Task instructions
Hunt for the word "dirigimos" across the entries below, copying each line that holds it.

Material
>>>>>

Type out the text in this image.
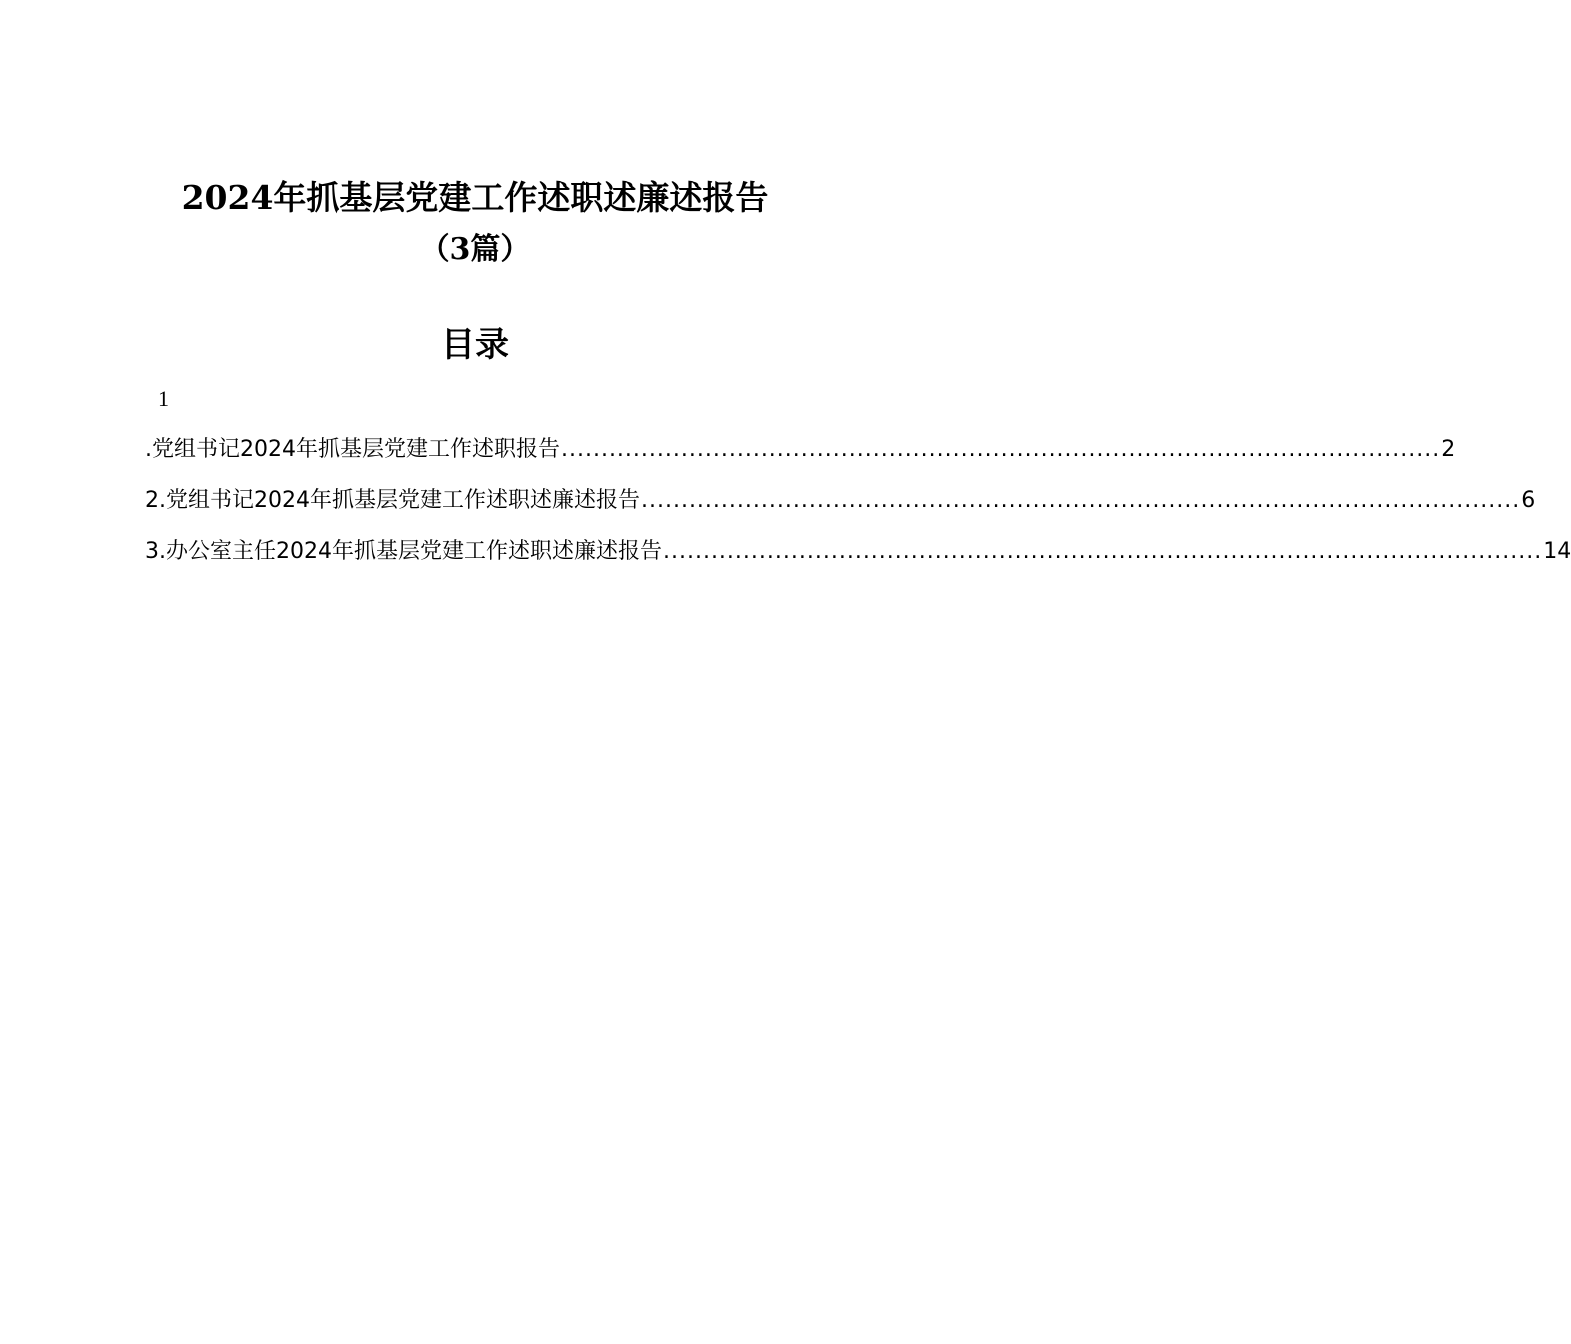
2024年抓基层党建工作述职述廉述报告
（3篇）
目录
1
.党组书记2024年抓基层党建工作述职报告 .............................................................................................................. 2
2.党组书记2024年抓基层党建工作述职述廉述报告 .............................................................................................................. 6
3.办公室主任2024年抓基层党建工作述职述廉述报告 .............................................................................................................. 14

<<<<<
>>>>>

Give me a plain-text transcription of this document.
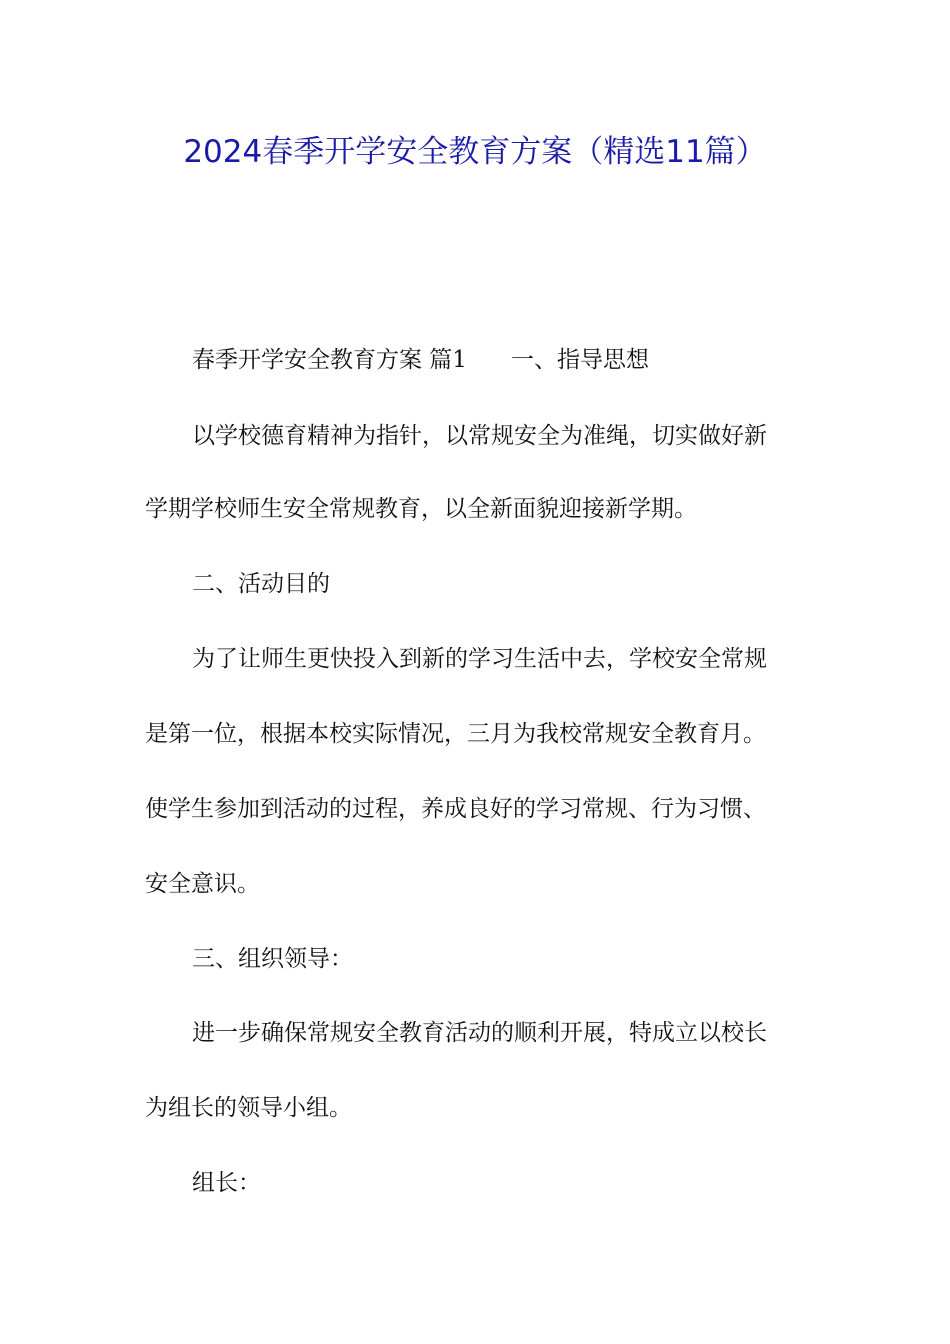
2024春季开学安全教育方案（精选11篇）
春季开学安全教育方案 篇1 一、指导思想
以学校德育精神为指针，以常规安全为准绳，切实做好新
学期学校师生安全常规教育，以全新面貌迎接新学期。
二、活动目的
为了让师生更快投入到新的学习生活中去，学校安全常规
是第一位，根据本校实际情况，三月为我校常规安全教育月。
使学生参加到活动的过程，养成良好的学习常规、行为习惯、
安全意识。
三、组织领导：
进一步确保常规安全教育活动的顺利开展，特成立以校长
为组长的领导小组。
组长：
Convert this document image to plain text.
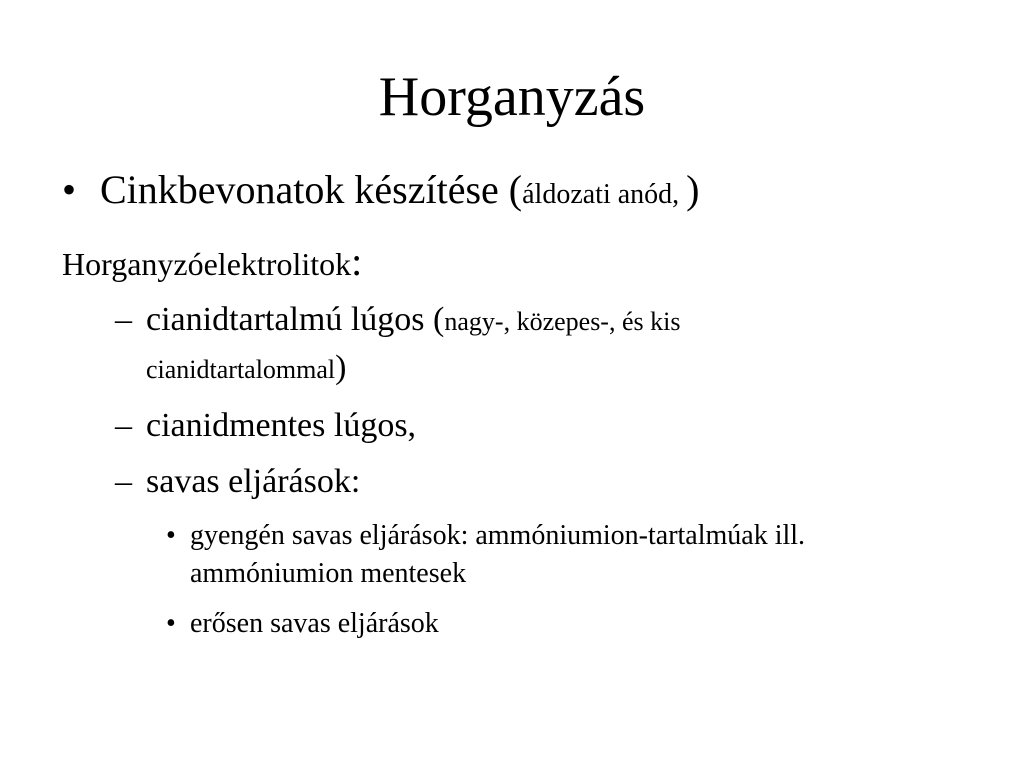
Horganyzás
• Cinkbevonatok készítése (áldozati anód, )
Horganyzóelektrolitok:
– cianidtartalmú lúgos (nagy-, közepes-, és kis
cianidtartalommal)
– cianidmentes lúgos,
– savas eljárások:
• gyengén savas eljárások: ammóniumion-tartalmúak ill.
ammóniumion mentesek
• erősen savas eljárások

<<<<<
>>>>>

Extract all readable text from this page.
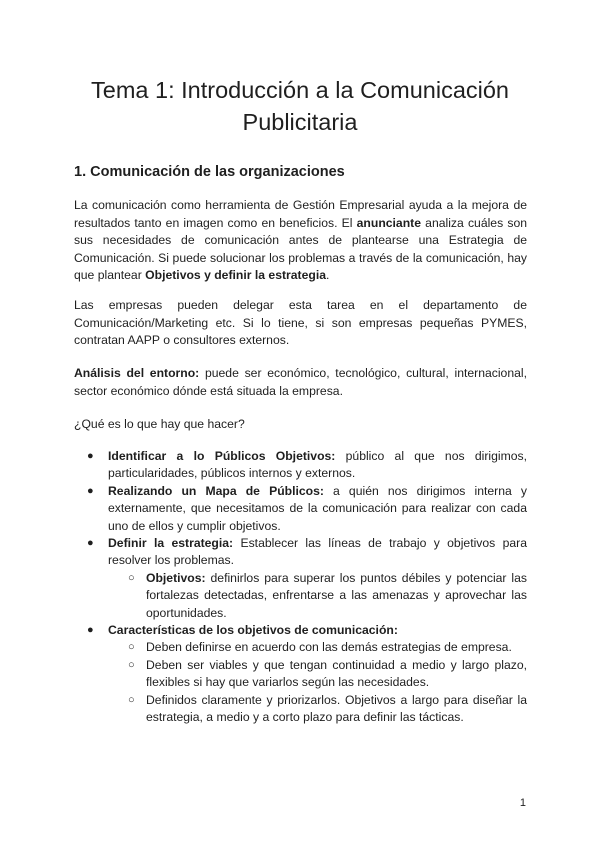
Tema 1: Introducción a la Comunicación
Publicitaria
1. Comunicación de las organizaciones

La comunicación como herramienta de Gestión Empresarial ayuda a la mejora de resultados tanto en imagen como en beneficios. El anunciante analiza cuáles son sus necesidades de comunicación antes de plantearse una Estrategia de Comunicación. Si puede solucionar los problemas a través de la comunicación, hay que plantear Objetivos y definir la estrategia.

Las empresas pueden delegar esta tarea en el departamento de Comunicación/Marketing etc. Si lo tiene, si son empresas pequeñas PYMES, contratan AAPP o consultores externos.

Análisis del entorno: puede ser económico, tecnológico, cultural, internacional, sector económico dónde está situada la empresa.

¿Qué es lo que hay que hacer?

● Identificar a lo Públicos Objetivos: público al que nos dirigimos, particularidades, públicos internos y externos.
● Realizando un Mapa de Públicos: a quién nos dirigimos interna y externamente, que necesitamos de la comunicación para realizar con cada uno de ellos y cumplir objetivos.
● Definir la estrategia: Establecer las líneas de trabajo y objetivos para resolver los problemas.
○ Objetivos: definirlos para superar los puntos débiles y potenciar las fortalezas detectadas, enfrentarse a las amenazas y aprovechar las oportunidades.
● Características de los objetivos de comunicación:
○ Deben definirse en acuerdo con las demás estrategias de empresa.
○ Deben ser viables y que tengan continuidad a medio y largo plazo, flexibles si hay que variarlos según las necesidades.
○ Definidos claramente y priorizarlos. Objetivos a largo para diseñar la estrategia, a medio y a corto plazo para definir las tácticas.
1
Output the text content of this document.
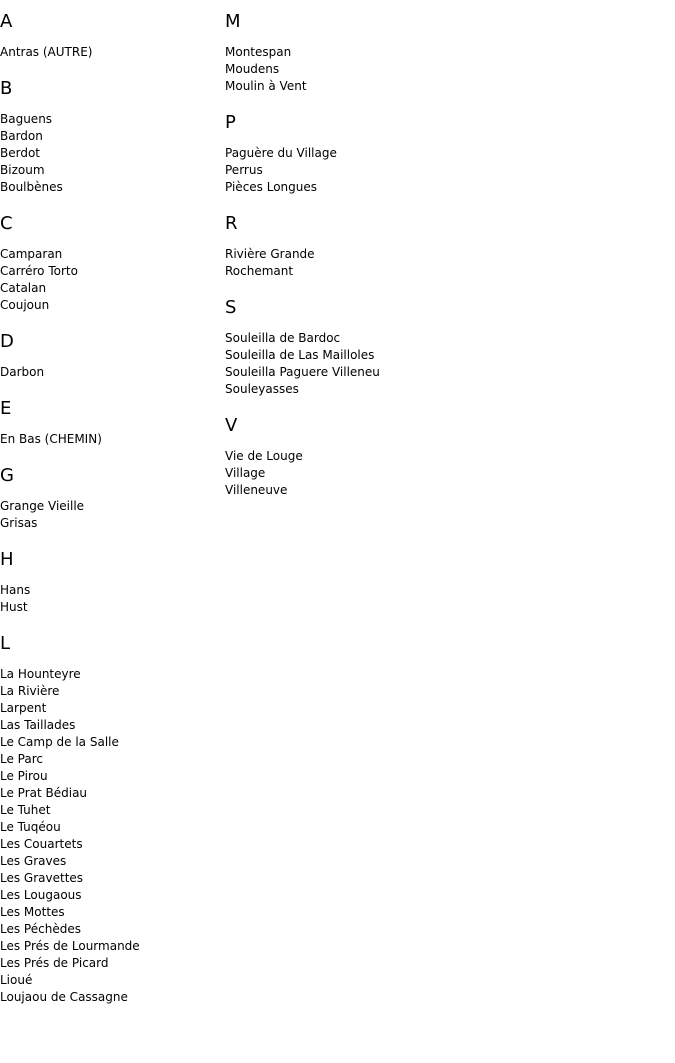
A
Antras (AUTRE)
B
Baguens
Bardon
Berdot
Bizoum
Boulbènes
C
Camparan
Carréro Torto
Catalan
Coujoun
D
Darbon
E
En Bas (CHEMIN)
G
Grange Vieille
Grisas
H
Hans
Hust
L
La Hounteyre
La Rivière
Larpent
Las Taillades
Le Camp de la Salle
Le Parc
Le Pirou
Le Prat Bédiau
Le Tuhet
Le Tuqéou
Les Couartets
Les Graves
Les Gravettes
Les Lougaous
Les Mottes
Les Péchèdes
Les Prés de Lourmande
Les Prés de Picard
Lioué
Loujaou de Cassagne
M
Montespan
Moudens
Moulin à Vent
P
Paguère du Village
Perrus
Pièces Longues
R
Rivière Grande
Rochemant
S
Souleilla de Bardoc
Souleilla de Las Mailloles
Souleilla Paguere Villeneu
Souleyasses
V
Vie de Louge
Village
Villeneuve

<<<<<

Output for this exercise
● Identificar a lo Públicos Objetivos: público al que nos dirigimos, particularidades, públicos internos y externos.
● Realizando un Mapa de Públicos: a quién nos dirigimos interna y externamente, que necesitamos de la comunicación para realizar con cada uno de ellos y cumplir objetivos.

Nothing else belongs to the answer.